*Set task*. Write out all of the entries exactly as given.

⟨

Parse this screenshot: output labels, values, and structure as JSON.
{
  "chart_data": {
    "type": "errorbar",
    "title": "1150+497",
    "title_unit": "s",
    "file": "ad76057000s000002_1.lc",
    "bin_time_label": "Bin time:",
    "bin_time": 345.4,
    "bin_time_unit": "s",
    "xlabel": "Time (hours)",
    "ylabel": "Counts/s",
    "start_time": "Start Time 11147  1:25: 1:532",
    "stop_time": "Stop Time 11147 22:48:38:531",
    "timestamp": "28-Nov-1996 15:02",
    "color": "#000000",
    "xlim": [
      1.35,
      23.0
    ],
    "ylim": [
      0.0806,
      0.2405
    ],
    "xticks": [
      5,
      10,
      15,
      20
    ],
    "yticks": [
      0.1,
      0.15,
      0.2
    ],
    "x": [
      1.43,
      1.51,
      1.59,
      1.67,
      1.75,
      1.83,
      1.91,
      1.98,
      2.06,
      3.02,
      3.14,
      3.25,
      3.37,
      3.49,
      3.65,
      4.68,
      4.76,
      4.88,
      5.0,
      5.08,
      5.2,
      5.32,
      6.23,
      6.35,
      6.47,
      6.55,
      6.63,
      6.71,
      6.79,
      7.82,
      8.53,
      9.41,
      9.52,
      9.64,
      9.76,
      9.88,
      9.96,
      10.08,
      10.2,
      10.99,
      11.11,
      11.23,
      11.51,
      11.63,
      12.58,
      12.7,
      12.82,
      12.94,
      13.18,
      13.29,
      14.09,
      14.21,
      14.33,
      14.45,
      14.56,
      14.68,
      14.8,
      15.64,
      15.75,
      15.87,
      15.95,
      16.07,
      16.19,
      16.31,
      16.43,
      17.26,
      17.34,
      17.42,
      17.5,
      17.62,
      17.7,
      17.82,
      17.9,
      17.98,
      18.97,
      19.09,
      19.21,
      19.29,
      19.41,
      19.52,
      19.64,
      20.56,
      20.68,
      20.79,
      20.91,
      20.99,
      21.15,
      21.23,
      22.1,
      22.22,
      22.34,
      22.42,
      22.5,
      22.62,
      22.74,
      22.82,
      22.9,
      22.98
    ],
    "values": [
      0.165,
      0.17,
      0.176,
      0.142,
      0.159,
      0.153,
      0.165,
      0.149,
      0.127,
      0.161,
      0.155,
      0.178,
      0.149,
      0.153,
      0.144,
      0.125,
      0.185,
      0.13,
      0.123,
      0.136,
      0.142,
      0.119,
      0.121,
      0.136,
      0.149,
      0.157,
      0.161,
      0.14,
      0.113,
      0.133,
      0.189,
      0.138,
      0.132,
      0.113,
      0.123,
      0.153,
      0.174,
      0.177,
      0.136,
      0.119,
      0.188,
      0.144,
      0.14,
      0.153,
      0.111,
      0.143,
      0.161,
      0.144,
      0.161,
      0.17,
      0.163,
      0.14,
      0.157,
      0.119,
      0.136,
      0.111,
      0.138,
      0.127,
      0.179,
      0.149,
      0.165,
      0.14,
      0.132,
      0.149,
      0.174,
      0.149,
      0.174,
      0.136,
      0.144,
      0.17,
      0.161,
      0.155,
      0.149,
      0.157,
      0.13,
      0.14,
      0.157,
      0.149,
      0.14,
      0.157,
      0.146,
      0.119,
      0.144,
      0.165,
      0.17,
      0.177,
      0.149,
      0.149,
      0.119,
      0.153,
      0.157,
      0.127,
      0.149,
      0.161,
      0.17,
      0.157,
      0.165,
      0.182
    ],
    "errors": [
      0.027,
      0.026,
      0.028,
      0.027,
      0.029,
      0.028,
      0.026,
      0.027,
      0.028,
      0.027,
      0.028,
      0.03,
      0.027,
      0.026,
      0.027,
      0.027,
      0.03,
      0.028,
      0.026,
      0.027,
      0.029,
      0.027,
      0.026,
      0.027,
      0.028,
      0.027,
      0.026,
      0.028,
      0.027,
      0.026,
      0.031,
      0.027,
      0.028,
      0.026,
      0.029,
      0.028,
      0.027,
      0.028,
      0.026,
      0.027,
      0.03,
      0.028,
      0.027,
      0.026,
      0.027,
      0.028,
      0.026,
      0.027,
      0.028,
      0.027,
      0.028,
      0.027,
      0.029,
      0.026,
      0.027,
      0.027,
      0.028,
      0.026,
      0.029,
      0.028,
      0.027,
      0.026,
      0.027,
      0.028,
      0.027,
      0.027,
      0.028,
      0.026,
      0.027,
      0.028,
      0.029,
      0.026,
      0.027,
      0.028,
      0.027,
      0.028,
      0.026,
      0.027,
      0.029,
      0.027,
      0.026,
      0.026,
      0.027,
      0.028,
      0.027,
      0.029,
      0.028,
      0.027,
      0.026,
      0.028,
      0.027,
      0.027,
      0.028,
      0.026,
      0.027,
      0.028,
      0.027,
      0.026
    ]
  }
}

⟩

*Exercise output*.
Parse this screenshot: output labels, values, and structure as JSON.
{
  "chart_data": {
    "type": "errorbar",
    "title": "1150+497",
    "title_unit": "s",
    "file": "ad76057000s000002_1.lc",
    "bin_time_label": "Bin time:",
    "bin_time": 345.4,
    "bin_time_unit": "s",
    "xlabel": "Time (hours)",
    "ylabel": "Counts/s",
    "start_time": "Start Time 11147  1:25: 1:532",
    "stop_time": "Stop Time 11147 22:48:38:531",
    "timestamp": "28-Nov-1996 15:02",
    "color": "#000000",
    "xlim": [
      1.35,
      23.0
    ],
    "ylim": [
      0.0806,
      0.2405
    ],
    "xticks": [
      5,
      10,
      15,
      20
    ],
    "yticks": [
      0.1,
      0.15,
      0.2
    ],
    "x": [
      1.43,
      1.51,
      1.59,
      1.67,
      1.75,
      1.83,
      1.91,
      1.98,
      2.06,
      3.02,
      3.14,
      3.25,
      3.37,
      3.49,
      3.65,
      4.68,
      4.76,
      4.88,
      5.0,
      5.08,
      5.2,
      5.32,
      6.23,
      6.35,
      6.47,
      6.55,
      6.63,
      6.71,
      6.79,
      7.82,
      8.53,
      9.41,
      9.52,
      9.64,
      9.76,
      9.88,
      9.96,
      10.08,
      10.2,
      10.99,
      11.11,
      11.23,
      11.51,
      11.63,
      12.58,
      12.7,
      12.82,
      12.94,
      13.18,
      13.29,
      14.09,
      14.21,
      14.33,
      14.45,
      14.56,
      14.68,
      14.8,
      15.64,
      15.75,
      15.87,
      15.95,
      16.07,
      16.19,
      16.31,
      16.43,
      17.26,
      17.34,
      17.42,
      17.5,
      17.62,
      17.7,
      17.82,
      17.9,
      17.98,
      18.97,
      19.09,
      19.21,
      19.29,
      19.41,
      19.52,
      19.64,
      20.56,
      20.68,
      20.79,
      20.91,
      20.99,
      21.15,
      21.23,
      22.1,
      22.22,
      22.34,
      22.42,
      22.5,
      22.62,
      22.74,
      22.82,
      22.9,
      22.98
    ],
    "values": [
      0.165,
      0.17,
      0.176,
      0.142,
      0.159,
      0.153,
      0.165,
      0.149,
      0.127,
      0.161,
      0.155,
      0.178,
      0.149,
      0.153,
      0.144,
      0.125,
      0.185,
      0.13,
      0.123,
      0.136,
      0.142,
      0.119,
      0.121,
      0.136,
      0.149,
      0.157,
      0.161,
      0.14,
      0.113,
      0.133,
      0.189,
      0.138,
      0.132,
      0.113,
      0.123,
      0.153,
      0.174,
      0.177,
      0.136,
      0.119,
      0.188,
      0.144,
      0.14,
      0.153,
      0.111,
      0.143,
      0.161,
      0.144,
      0.161,
      0.17,
      0.163,
      0.14,
      0.157,
      0.119,
      0.136,
      0.111,
      0.138,
      0.127,
      0.179,
      0.149,
      0.165,
      0.14,
      0.132,
      0.149,
      0.174,
      0.149,
      0.174,
      0.136,
      0.144,
      0.17,
      0.161,
      0.155,
      0.149,
      0.157,
      0.13,
      0.14,
      0.157,
      0.149,
      0.14,
      0.157,
      0.146,
      0.119,
      0.144,
      0.165,
      0.17,
      0.177,
      0.149,
      0.149,
      0.119,
      0.153,
      0.157,
      0.127,
      0.149,
      0.161,
      0.17,
      0.157,
      0.165,
      0.182
    ],
    "errors": [
      0.027,
      0.026,
      0.028,
      0.027,
      0.029,
      0.028,
      0.026,
      0.027,
      0.028,
      0.027,
      0.028,
      0.03,
      0.027,
      0.026,
      0.027,
      0.027,
      0.03,
      0.028,
      0.026,
      0.027,
      0.029,
      0.027,
      0.026,
      0.027,
      0.028,
      0.027,
      0.026,
      0.028,
      0.027,
      0.026,
      0.031,
      0.027,
      0.028,
      0.026,
      0.029,
      0.028,
      0.027,
      0.028,
      0.026,
      0.027,
      0.03,
      0.028,
      0.027,
      0.026,
      0.027,
      0.028,
      0.026,
      0.027,
      0.028,
      0.027,
      0.028,
      0.027,
      0.029,
      0.026,
      0.027,
      0.027,
      0.028,
      0.026,
      0.029,
      0.028,
      0.027,
      0.026,
      0.027,
      0.028,
      0.027,
      0.027,
      0.028,
      0.026,
      0.027,
      0.028,
      0.029,
      0.026,
      0.027,
      0.028,
      0.027,
      0.028,
      0.026,
      0.027,
      0.029,
      0.027,
      0.026,
      0.026,
      0.027,
      0.028,
      0.027,
      0.029,
      0.028,
      0.027,
      0.026,
      0.028,
      0.027,
      0.027,
      0.028,
      0.026,
      0.027,
      0.028,
      0.027,
      0.026
    ]
  }
}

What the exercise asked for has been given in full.